GOAL: Skip the images and copy each record exactly as written.

EXERCISE INPUTS:
● ● ● ● ● ● ●

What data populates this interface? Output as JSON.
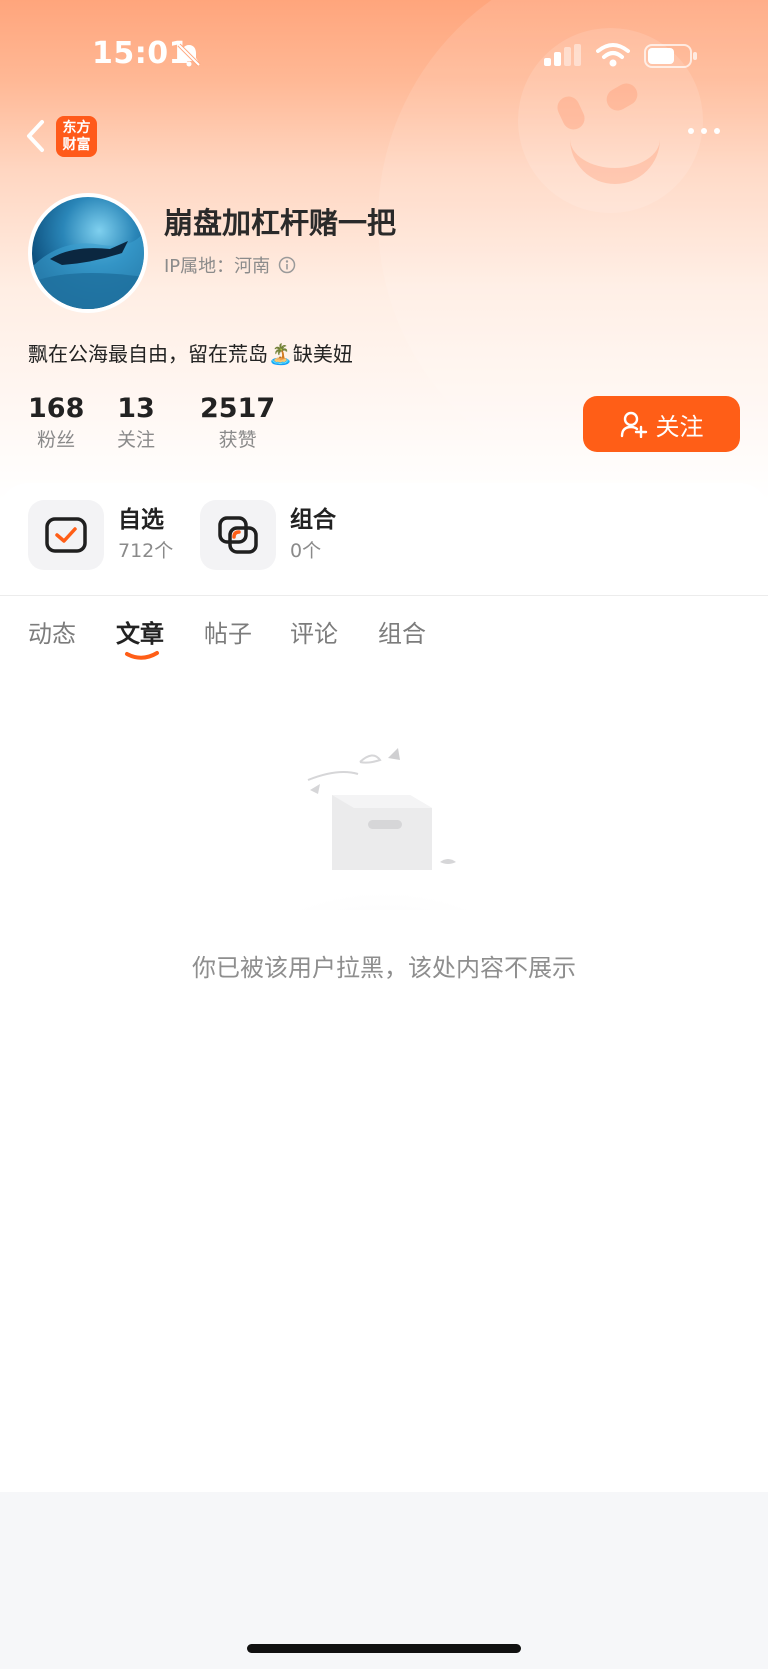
{
  "status_bar": {
    "time": "15:01"
  },
  "header": {
    "logo_line1": "东方",
    "logo_line2": "财富"
  },
  "profile": {
    "username": "崩盘加杠杆赌一把",
    "ip_location": "IP属地：河南",
    "bio": "飘在公海最自由，留在荒岛🏝️缺美妞"
  },
  "stats": [
    {
      "value": "168",
      "label": "粉丝"
    },
    {
      "value": "13",
      "label": "关注"
    },
    {
      "value": "2517",
      "label": "获赞"
    }
  ],
  "follow_button": {
    "label": "关注"
  },
  "shortcuts": [
    {
      "title": "自选",
      "count": "712个"
    },
    {
      "title": "组合",
      "count": "0个"
    }
  ],
  "tabs": [
    {
      "label": "动态"
    },
    {
      "label": "文章"
    },
    {
      "label": "帖子"
    },
    {
      "label": "评论"
    },
    {
      "label": "组合"
    }
  ],
  "active_tab": "文章",
  "empty_state": {
    "message": "你已被该用户拉黑，该处内容不展示"
  },
  "colors": {
    "accent": "#ff5e17",
    "header_gradient_top": "#ffa57c"
  }
}
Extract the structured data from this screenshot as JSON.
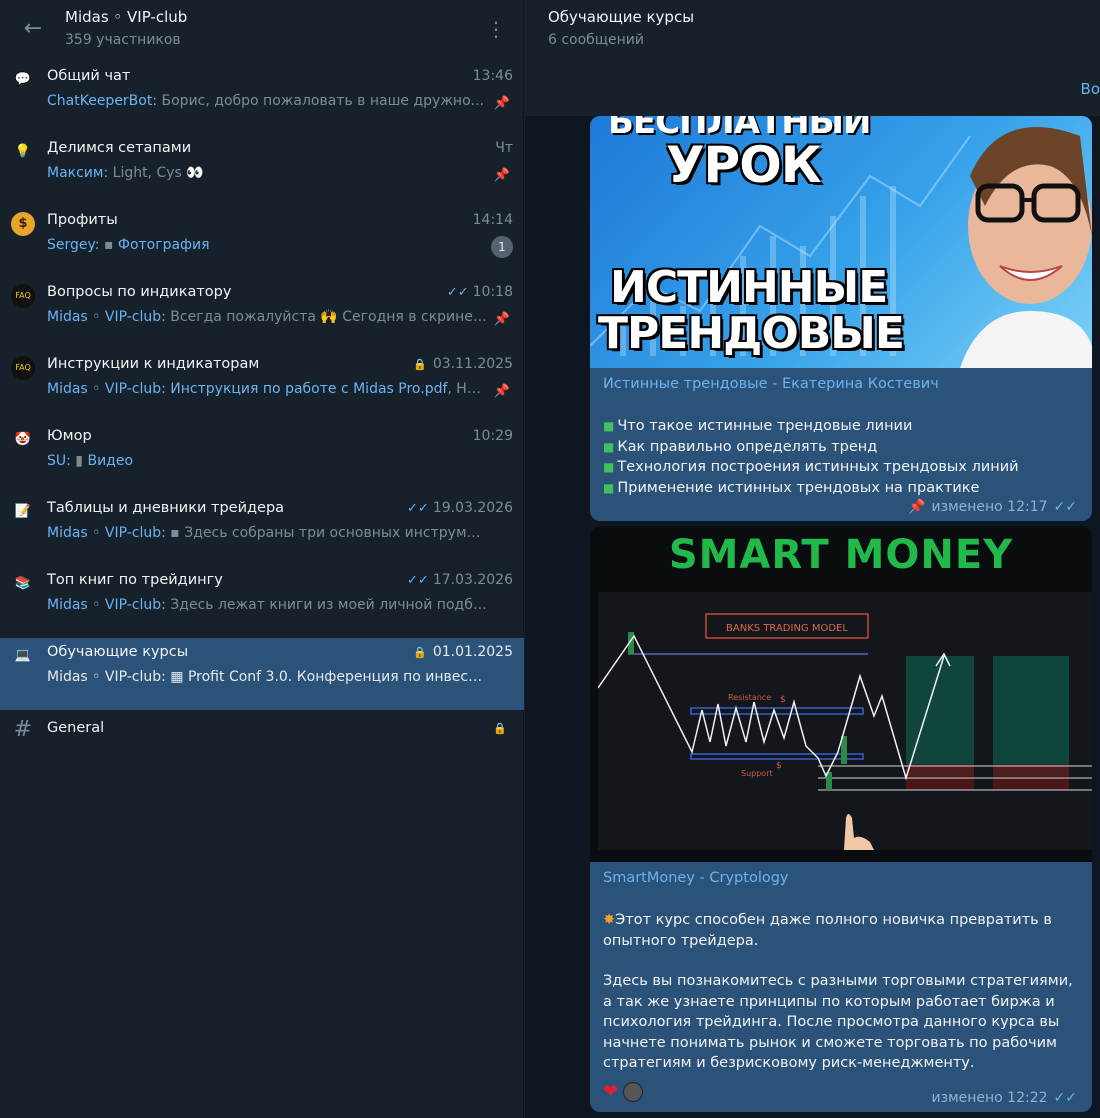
{
  "left": {
    "title": "Midas ◦ VIP-club",
    "subtitle": "359 участников",
    "topics": [
      {
        "icon": "speech-bubble",
        "icon_glyph": "💬",
        "icon_color": "#f5c518",
        "name": "Общий чат",
        "time": "13:46",
        "sender": "ChatKeeperBot:",
        "text": " Борис, добро пожаловать в наше дружно...",
        "pinned": true
      },
      {
        "icon": "lamp",
        "icon_glyph": "💡",
        "icon_color": "#f5c518",
        "name": "Делимся сетапами",
        "time": "Чт",
        "sender": "Максим:",
        "text": " Light, Cys 👀",
        "pinned": true
      },
      {
        "icon": "dollar",
        "icon_glyph": "$",
        "icon_color": "#e8a52a",
        "name": "Профиты",
        "time": "14:14",
        "sender": "Sergey:",
        "text": " ▪ ",
        "media": "Фотография",
        "badge": "1"
      },
      {
        "icon": "faq",
        "icon_glyph": "FAQ",
        "icon_color": "#222",
        "name": "Вопросы по индикатору",
        "time": "10:18",
        "sender": "Midas ◦ VIP-club:",
        "text": " Всегда пожалуйста 🙌 Сегодня в скринер...",
        "pinned": true,
        "checked": true
      },
      {
        "icon": "faq",
        "icon_glyph": "FAQ",
        "icon_color": "#222",
        "name": "Инструкции к индикаторам",
        "time": "03.11.2025",
        "sender": "Midas ◦ VIP-club:",
        "text": " ",
        "media": "Инструкция по работе с Midas Pro.pdf",
        "text2": ", На...",
        "pinned": true,
        "locked": true
      },
      {
        "icon": "clown",
        "icon_glyph": "🤡",
        "icon_color": "#3aa04a",
        "name": "Юмор",
        "time": "10:29",
        "sender": "SU:",
        "text": " ▮ ",
        "media": "Видео"
      },
      {
        "icon": "memo",
        "icon_glyph": "📝",
        "icon_color": "#ddd",
        "name": "Таблицы и дневники трейдера",
        "time": "19.03.2026",
        "sender": "Midas ◦ VIP-club:",
        "text": " ▪ Здесь собраны три основных инструмент...",
        "checked": true
      },
      {
        "icon": "books",
        "icon_glyph": "📚",
        "icon_color": "#c94",
        "name": "Топ книг по трейдингу",
        "time": "17.03.2026",
        "sender": "Midas ◦ VIP-club:",
        "text": " Здесь лежат книги из моей личной подборки ...",
        "checked": true
      },
      {
        "icon": "computer",
        "icon_glyph": "💻",
        "icon_color": "#bbb",
        "name": "Обучающие курсы",
        "time": "01.01.2025",
        "sender": "Midas ◦ VIP-club:",
        "text": " ▦ Profit Conf 3.0. Конференция по инвестиц...",
        "active": true,
        "locked": true
      },
      {
        "icon": "hash",
        "icon_glyph": "#",
        "icon_color": "#7d8b99",
        "name": "General",
        "time": "",
        "sender": "",
        "text": "",
        "locked": true
      }
    ]
  },
  "right": {
    "title": "Обучающие курсы",
    "subtitle": "6 сообщений",
    "cut_link": "Во",
    "messages": [
      {
        "banner_texts": [
          "БЕСПЛАТНЫЙ",
          "УРОК",
          "ИСТИННЫЕ",
          "ТРЕНДОВЫЕ"
        ],
        "link_title": "Истинные трендовые - Екатерина Костевич",
        "bullets": [
          "Что такое истинные трендовые линии",
          "Как правильно определять тренд",
          "Технология построения истинных трендовых линий",
          "Применение истинных трендовых на практике"
        ],
        "meta": "изменено 12:17",
        "pinned": true
      },
      {
        "banner_title": "SMART MONEY",
        "chart_label_box": "BANKS TRADING MODEL",
        "chart_resistance": "Resistance",
        "chart_support": "Support",
        "chart_dollar": "$",
        "link_title": "SmartMoney - Cryptology",
        "para1": "Этот курс способен даже полного новичка превратить в опытного трейдера.",
        "para2": "Здесь вы познакомитесь с разными торговыми стратегиями, а так же узнаете принципы по которым работает биржа и психология трейдинга. После просмотра данного курса вы начнете понимать рынок и сможете торговать по рабочим стратегиям и безрисковому риск-менеджменту.",
        "meta": "изменено 12:22",
        "reactions": [
          "heart",
          "avatar"
        ]
      }
    ]
  }
}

● ● ● ● ● ● ●

TASK OUTPUT:
What data populates this interface? Output as JSON.
{
  "status_bar": {
    "time": "15:01"
  },
  "header": {
    "logo_line1": "东方",
    "logo_line2": "财富"
  },
  "profile": {
    "username": "崩盘加杠杆赌一把",
    "ip_location": "IP属地：河南",
    "bio": "飘在公海最自由，留在荒岛🏝️缺美妞"
  },
  "stats": [
    {
      "value": "168",
      "label": "粉丝"
    },
    {
      "value": "13",
      "label": "关注"
    },
    {
      "value": "2517",
      "label": "获赞"
    }
  ],
  "follow_button": {
    "label": "关注"
  },
  "shortcuts": [
    {
      "title": "自选",
      "count": "712个"
    },
    {
      "title": "组合",
      "count": "0个"
    }
  ],
  "tabs": [
    {
      "label": "动态"
    },
    {
      "label": "文章"
    },
    {
      "label": "帖子"
    },
    {
      "label": "评论"
    },
    {
      "label": "组合"
    }
  ],
  "active_tab": "文章",
  "empty_state": {
    "message": "你已被该用户拉黑，该处内容不展示"
  },
  "colors": {
    "accent": "#ff5e17",
    "header_gradient_top": "#ffa57c"
  }
}
Extract the structured data from this screenshot as JSON.
{
  "left": {
    "title": "Midas ◦ VIP-club",
    "subtitle": "359 участников",
    "topics": [
      {
        "icon": "speech-bubble",
        "icon_glyph": "💬",
        "icon_color": "#f5c518",
        "name": "Общий чат",
        "time": "13:46",
        "sender": "ChatKeeperBot:",
        "text": " Борис, добро пожаловать в наше дружно...",
        "pinned": true
      },
      {
        "icon": "lamp",
        "icon_glyph": "💡",
        "icon_color": "#f5c518",
        "name": "Делимся сетапами",
        "time": "Чт",
        "sender": "Максим:",
        "text": " Light, Cys 👀",
        "pinned": true
      },
      {
        "icon": "dollar",
        "icon_glyph": "$",
        "icon_color": "#e8a52a",
        "name": "Профиты",
        "time": "14:14",
        "sender": "Sergey:",
        "text": " ▪ ",
        "media": "Фотография",
        "badge": "1"
      },
      {
        "icon": "faq",
        "icon_glyph": "FAQ",
        "icon_color": "#222",
        "name": "Вопросы по индикатору",
        "time": "10:18",
        "sender": "Midas ◦ VIP-club:",
        "text": " Всегда пожалуйста 🙌 Сегодня в скринер...",
        "pinned": true,
        "checked": true
      },
      {
        "icon": "faq",
        "icon_glyph": "FAQ",
        "icon_color": "#222",
        "name": "Инструкции к индикаторам",
        "time": "03.11.2025",
        "sender": "Midas ◦ VIP-club:",
        "text": " ",
        "media": "Инструкция по работе с Midas Pro.pdf",
        "text2": ", На...",
        "pinned": true,
        "locked": true
      },
      {
        "icon": "clown",
        "icon_glyph": "🤡",
        "icon_color": "#3aa04a",
        "name": "Юмор",
        "time": "10:29",
        "sender": "SU:",
        "text": " ▮ ",
        "media": "Видео"
      },
      {
        "icon": "memo",
        "icon_glyph": "📝",
        "icon_color": "#ddd",
        "name": "Таблицы и дневники трейдера",
        "time": "19.03.2026",
        "sender": "Midas ◦ VIP-club:",
        "text": " ▪ Здесь собраны три основных инструмент...",
        "checked": true
      },
      {
        "icon": "books",
        "icon_glyph": "📚",
        "icon_color": "#c94",
        "name": "Топ книг по трейдингу",
        "time": "17.03.2026",
        "sender": "Midas ◦ VIP-club:",
        "text": " Здесь лежат книги из моей личной подборки ...",
        "checked": true
      },
      {
        "icon": "computer",
        "icon_glyph": "💻",
        "icon_color": "#bbb",
        "name": "Обучающие курсы",
        "time": "01.01.2025",
        "sender": "Midas ◦ VIP-club:",
        "text": " ▦ Profit Conf 3.0. Конференция по инвестиц...",
        "active": true,
        "locked": true
      },
      {
        "icon": "hash",
        "icon_glyph": "#",
        "icon_color": "#7d8b99",
        "name": "General",
        "time": "",
        "sender": "",
        "text": "",
        "locked": true
      }
    ]
  },
  "right": {
    "title": "Обучающие курсы",
    "subtitle": "6 сообщений",
    "cut_link": "Во",
    "messages": [
      {
        "banner_texts": [
          "БЕСПЛАТНЫЙ",
          "УРОК",
          "ИСТИННЫЕ",
          "ТРЕНДОВЫЕ"
        ],
        "link_title": "Истинные трендовые - Екатерина Костевич",
        "bullets": [
          "Что такое истинные трендовые линии",
          "Как правильно определять тренд",
          "Технология построения истинных трендовых линий",
          "Применение истинных трендовых на практике"
        ],
        "meta": "изменено 12:17",
        "pinned": true
      },
      {
        "banner_title": "SMART MONEY",
        "chart_label_box": "BANKS TRADING MODEL",
        "chart_resistance": "Resistance",
        "chart_support": "Support",
        "chart_dollar": "$",
        "link_title": "SmartMoney - Cryptology",
        "para1": "Этот курс способен даже полного новичка превратить в опытного трейдера.",
        "para2": "Здесь вы познакомитесь с разными торговыми стратегиями, а так же узнаете принципы по которым работает биржа и психология трейдинга. После просмотра данного курса вы начнете понимать рынок и сможете торговать по рабочим стратегиям и безрисковому риск-менеджменту.",
        "meta": "изменено 12:22",
        "reactions": [
          "heart",
          "avatar"
        ]
      }
    ]
  }
}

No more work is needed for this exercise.